### Exercise inputs:
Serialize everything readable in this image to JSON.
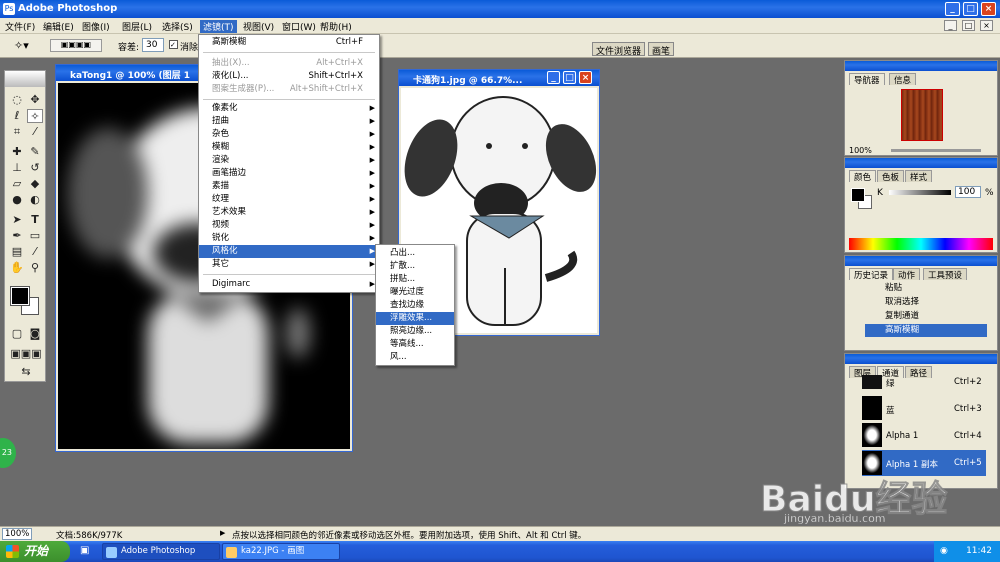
{
  "app": {
    "title": "Adobe Photoshop"
  },
  "menubar": {
    "items": [
      "文件(F)",
      "编辑(E)",
      "图像(I)",
      "图层(L)",
      "选择(S)",
      "滤镜(T)",
      "视图(V)",
      "窗口(W)",
      "帮助(H)"
    ]
  },
  "options": {
    "tolerance_label": "容差:",
    "tolerance_value": "30",
    "antialias_label": "消除"
  },
  "palette_well": {
    "tabs": [
      "文件浏览器",
      "画笔"
    ]
  },
  "filter_menu": {
    "top": [
      {
        "label": "高斯模糊",
        "shortcut": "Ctrl+F"
      }
    ],
    "group2": [
      {
        "label": "抽出(X)...",
        "shortcut": "Alt+Ctrl+X"
      },
      {
        "label": "液化(L)...",
        "shortcut": "Shift+Ctrl+X"
      },
      {
        "label": "图案生成器(P)...",
        "shortcut": "Alt+Shift+Ctrl+X"
      }
    ],
    "group3": [
      "像素化",
      "扭曲",
      "杂色",
      "模糊",
      "渲染",
      "画笔描边",
      "素描",
      "纹理",
      "艺术效果",
      "视频",
      "锐化",
      "风格化",
      "其它"
    ],
    "group4": [
      "Digimarc"
    ]
  },
  "stylize_submenu": [
    "凸出...",
    "扩散...",
    "拼贴...",
    "曝光过度",
    "查找边缘",
    "浮雕效果...",
    "照亮边缘...",
    "等高线...",
    "风..."
  ],
  "doc1": {
    "title": "kaTong1 @ 100% (图层 1"
  },
  "doc2": {
    "title": "卡通狗1.jpg @ 66.7%..."
  },
  "navigator": {
    "tabs": [
      "导航器",
      "信息"
    ],
    "zoom": "100%"
  },
  "color": {
    "tabs": [
      "颜色",
      "色板",
      "样式"
    ],
    "channel": "K",
    "value": "100",
    "unit": "%"
  },
  "history": {
    "tabs": [
      "历史记录",
      "动作",
      "工具预设"
    ],
    "items": [
      "粘贴",
      "取消选择",
      "复制通道",
      "高斯模糊"
    ]
  },
  "channels": {
    "tabs": [
      "图层",
      "通道",
      "路径"
    ],
    "rows": [
      {
        "name": "绿",
        "shortcut": "Ctrl+2"
      },
      {
        "name": "蓝",
        "shortcut": "Ctrl+3"
      },
      {
        "name": "Alpha 1",
        "shortcut": "Ctrl+4"
      },
      {
        "name": "Alpha 1 副本",
        "shortcut": "Ctrl+5"
      }
    ]
  },
  "status": {
    "zoom": "100%",
    "doc": "文档:586K/977K",
    "hint": "点按以选择相同颜色的邻近像素或移动选区外框。要用附加选项，使用 Shift、Alt 和 Ctrl 键。"
  },
  "taskbar": {
    "start": "开始",
    "tasks": [
      "Adobe Photoshop",
      "ka22.JPG - 画图"
    ],
    "clock": "11:42"
  },
  "watermark": {
    "brand": "Baidu经验",
    "url": "jingyan.baidu.com"
  },
  "badge": "23",
  "colors": {
    "xp_blue": "#0a5bd8",
    "highlight": "#316ac5",
    "menu_bg": "#ece9d8"
  }
}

### Task instructions:
Determine the count of lines in the data above with the string "Photoshop" in them, and give that count alone.

### Solution to the exercise:
2